Stated exercise:
Below are the records; locate each line with the word "Unclear" and copy it.

Supplied information:
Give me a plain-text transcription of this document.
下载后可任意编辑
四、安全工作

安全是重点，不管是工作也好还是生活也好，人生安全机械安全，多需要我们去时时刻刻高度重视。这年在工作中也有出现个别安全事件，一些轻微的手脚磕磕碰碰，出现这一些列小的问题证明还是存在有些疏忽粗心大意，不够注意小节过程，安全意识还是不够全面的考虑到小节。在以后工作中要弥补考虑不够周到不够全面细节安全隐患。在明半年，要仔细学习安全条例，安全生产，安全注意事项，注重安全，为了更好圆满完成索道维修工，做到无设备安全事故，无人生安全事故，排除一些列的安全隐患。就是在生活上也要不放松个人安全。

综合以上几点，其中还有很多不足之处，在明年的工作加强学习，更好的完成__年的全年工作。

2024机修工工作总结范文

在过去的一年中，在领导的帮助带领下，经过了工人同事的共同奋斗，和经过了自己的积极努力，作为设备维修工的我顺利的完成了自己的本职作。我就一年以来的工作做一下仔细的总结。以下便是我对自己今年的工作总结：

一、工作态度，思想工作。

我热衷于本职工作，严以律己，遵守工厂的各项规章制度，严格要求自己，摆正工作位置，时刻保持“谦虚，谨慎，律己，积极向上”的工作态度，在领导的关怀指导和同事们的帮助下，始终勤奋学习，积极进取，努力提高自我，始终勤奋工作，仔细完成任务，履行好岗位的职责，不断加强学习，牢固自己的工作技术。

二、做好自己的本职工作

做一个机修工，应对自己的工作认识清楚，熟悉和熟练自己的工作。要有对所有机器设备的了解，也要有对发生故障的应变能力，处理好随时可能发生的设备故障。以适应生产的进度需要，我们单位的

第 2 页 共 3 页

---

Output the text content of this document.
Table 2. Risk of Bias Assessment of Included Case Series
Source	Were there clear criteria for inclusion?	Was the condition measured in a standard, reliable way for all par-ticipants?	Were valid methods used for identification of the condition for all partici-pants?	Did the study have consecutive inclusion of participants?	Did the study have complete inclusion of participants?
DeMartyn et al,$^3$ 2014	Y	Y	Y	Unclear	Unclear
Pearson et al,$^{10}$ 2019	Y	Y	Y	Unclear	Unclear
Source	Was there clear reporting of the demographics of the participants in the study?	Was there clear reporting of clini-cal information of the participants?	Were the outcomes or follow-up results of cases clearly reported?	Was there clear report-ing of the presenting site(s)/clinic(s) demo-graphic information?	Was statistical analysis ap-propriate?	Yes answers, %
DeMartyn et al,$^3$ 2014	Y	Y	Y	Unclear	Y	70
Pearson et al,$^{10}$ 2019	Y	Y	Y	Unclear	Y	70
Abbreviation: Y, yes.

Solution to this exercise:
DeMartyn et al,$^3$ 2014	Y	Y	Y	Unclear	Unclear
Pearson et al,$^{10}$ 2019	Y	Y	Y	Unclear	Unclear
DeMartyn et al,$^3$ 2014	Y	Y	Y	Unclear	Y	70
Pearson et al,$^{10}$ 2019	Y	Y	Y	Unclear	Y	70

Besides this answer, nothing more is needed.